Dataset items:
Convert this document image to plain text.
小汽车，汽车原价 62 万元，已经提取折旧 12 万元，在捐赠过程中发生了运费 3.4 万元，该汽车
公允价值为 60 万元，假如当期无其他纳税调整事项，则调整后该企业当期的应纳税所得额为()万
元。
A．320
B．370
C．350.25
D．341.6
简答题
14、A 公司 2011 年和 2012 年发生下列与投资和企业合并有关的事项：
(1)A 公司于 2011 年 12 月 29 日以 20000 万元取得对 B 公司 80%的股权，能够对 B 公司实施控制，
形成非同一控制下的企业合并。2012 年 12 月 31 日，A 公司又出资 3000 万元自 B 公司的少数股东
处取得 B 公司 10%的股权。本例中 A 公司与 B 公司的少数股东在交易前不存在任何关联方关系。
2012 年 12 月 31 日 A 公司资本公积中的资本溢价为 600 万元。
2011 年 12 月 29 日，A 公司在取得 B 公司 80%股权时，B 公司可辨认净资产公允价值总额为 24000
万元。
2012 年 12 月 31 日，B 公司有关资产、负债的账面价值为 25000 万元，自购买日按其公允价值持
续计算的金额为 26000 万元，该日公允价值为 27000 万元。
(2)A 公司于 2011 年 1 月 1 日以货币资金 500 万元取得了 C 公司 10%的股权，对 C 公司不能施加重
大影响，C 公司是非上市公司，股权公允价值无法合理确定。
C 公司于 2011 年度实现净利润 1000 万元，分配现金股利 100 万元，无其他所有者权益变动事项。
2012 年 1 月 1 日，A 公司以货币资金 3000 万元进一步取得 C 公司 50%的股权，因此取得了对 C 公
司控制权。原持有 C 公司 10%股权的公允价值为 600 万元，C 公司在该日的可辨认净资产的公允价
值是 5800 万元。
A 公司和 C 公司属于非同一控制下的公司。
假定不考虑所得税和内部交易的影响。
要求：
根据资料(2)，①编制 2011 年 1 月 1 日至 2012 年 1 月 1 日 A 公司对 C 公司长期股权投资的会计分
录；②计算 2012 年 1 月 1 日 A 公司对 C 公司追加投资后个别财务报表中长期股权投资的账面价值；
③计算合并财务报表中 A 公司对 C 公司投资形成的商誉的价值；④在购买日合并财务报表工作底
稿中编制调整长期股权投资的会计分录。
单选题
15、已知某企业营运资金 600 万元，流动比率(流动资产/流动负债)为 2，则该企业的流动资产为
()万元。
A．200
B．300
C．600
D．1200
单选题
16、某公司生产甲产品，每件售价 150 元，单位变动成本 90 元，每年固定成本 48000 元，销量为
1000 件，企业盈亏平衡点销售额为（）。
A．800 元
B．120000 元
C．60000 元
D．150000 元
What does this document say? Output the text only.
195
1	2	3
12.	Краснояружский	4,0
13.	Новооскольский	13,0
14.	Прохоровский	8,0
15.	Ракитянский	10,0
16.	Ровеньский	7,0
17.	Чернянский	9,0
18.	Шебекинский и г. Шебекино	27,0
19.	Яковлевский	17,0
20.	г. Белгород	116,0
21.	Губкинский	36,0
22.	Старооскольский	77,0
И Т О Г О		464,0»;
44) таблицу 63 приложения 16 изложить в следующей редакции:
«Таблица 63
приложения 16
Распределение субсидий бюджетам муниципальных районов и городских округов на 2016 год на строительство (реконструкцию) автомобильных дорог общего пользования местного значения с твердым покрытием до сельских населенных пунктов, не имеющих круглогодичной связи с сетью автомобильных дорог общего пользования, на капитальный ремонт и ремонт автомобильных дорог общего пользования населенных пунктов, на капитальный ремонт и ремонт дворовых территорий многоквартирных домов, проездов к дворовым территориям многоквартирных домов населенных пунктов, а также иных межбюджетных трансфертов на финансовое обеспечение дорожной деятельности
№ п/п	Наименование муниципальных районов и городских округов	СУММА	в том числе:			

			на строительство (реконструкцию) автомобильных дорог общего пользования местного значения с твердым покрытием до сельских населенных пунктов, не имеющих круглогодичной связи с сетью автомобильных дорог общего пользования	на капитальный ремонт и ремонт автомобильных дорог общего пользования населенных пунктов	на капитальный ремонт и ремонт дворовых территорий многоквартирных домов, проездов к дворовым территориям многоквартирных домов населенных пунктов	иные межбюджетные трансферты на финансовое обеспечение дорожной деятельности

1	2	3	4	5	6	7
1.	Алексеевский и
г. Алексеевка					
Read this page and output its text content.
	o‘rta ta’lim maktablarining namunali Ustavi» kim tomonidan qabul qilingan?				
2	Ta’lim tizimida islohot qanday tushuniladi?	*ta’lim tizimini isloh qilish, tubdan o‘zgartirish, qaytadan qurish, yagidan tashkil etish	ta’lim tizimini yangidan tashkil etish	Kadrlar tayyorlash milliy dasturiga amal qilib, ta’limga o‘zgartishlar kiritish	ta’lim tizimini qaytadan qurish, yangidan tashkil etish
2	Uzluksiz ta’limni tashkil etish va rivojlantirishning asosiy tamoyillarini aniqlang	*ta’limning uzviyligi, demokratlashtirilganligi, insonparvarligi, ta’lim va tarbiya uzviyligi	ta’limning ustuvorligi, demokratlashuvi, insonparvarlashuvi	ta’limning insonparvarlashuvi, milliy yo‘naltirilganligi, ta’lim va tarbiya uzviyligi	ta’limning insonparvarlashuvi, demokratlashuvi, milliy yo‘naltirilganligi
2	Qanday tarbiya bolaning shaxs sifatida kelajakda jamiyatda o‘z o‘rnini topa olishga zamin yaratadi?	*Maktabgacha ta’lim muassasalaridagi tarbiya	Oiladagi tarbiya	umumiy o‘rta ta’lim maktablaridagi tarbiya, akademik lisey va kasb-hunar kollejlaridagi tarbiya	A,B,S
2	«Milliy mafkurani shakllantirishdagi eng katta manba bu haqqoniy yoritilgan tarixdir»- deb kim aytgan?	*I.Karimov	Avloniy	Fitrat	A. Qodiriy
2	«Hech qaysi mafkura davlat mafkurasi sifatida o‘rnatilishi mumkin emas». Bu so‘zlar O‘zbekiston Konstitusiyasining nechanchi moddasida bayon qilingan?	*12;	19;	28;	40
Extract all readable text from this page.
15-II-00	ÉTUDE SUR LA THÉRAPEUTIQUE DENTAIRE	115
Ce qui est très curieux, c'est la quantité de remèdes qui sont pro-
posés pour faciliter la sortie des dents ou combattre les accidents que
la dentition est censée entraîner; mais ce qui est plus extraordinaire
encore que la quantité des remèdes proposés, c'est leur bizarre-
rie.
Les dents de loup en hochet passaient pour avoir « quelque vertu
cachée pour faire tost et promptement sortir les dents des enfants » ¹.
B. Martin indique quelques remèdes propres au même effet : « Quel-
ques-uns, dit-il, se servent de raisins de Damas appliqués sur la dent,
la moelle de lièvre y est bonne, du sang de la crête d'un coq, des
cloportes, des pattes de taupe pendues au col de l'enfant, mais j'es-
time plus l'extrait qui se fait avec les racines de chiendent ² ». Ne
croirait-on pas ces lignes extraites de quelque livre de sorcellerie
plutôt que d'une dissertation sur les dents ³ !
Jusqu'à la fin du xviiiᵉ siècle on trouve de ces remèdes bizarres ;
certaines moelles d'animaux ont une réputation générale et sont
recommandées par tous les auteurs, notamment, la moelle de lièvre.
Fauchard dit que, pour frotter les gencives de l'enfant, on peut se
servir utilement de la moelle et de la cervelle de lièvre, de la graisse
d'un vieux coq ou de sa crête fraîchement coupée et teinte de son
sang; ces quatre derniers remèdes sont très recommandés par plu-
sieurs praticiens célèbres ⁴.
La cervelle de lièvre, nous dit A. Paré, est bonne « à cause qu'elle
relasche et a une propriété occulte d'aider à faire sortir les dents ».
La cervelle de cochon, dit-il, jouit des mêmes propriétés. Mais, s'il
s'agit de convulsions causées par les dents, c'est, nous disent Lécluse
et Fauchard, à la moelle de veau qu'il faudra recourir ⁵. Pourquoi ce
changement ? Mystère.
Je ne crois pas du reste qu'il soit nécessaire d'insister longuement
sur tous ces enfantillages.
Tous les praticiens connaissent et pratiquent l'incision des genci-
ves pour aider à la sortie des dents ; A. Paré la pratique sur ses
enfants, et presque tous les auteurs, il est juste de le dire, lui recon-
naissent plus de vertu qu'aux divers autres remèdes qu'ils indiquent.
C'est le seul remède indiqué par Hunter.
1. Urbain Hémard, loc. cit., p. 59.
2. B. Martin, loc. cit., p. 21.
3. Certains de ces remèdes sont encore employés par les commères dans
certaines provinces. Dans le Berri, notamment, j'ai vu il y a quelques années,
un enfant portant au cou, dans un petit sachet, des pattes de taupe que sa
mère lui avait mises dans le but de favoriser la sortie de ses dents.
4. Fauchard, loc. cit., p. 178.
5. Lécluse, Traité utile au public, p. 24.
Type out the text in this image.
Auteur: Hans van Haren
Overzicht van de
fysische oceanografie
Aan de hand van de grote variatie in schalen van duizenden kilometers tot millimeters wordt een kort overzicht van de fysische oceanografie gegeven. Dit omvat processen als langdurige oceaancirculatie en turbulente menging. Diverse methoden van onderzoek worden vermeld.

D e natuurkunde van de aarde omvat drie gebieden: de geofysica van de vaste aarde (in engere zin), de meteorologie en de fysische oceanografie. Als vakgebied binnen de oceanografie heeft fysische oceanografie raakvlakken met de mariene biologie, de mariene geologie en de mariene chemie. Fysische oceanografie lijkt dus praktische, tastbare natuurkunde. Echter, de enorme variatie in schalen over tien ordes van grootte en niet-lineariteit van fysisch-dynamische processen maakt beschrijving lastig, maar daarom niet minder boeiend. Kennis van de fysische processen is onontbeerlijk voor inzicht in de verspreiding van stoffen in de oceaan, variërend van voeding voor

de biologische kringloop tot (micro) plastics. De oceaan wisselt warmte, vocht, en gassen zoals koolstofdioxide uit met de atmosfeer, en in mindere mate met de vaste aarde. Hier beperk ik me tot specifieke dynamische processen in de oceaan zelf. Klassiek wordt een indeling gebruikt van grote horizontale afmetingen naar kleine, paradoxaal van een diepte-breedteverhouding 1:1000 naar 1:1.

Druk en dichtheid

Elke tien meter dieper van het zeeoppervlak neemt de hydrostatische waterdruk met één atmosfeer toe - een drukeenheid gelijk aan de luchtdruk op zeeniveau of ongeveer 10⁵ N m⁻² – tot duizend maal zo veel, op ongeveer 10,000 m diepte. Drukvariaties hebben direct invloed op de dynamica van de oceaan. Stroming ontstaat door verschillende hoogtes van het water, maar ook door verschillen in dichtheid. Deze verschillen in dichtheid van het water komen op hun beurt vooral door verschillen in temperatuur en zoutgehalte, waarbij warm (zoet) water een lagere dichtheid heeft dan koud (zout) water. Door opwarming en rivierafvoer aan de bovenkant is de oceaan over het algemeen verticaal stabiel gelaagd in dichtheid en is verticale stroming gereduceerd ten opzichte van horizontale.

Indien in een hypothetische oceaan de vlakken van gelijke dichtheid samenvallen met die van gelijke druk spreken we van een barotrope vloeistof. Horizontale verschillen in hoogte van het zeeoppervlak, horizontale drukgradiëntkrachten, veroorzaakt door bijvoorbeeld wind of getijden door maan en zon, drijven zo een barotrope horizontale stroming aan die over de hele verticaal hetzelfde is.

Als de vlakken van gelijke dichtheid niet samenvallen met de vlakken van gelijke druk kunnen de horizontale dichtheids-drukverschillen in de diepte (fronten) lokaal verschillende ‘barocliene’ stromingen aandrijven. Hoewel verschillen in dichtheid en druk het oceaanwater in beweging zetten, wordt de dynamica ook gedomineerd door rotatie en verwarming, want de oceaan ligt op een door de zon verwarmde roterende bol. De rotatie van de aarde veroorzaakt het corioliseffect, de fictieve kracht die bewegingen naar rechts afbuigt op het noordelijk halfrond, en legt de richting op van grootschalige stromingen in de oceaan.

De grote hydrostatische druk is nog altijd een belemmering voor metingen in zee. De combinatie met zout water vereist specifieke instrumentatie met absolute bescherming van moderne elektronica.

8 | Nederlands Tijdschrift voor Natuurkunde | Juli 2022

**Exercise goal**
Find all lines holding the string "tashkil" and copy them.

**Task output**
2	Ta’lim tizimida islohot qanday tushuniladi?	*ta’lim tizimini isloh qilish, tubdan o‘zgartirish, qaytadan qurish, yagidan tashkil etish	ta’lim tizimini yangidan tashkil etish	Kadrlar tayyorlash milliy dasturiga amal qilib, ta’limga o‘zgartishlar kiritish	ta’lim tizimini qaytadan qurish, yangidan tashkil etish
2	Uzluksiz ta’limni tashkil etish va rivojlantirishning asosiy tamoyillarini aniqlang	*ta’limning uzviyligi, demokratlashtirilganligi, insonparvarligi, ta’lim va tarbiya uzviyligi	ta’limning ustuvorligi, demokratlashuvi, insonparvarlashuvi	ta’limning insonparvarlashuvi, milliy yo‘naltirilganligi, ta’lim va tarbiya uzviyligi	ta’limning insonparvarlashuvi, demokratlashuvi, milliy yo‘naltirilganligi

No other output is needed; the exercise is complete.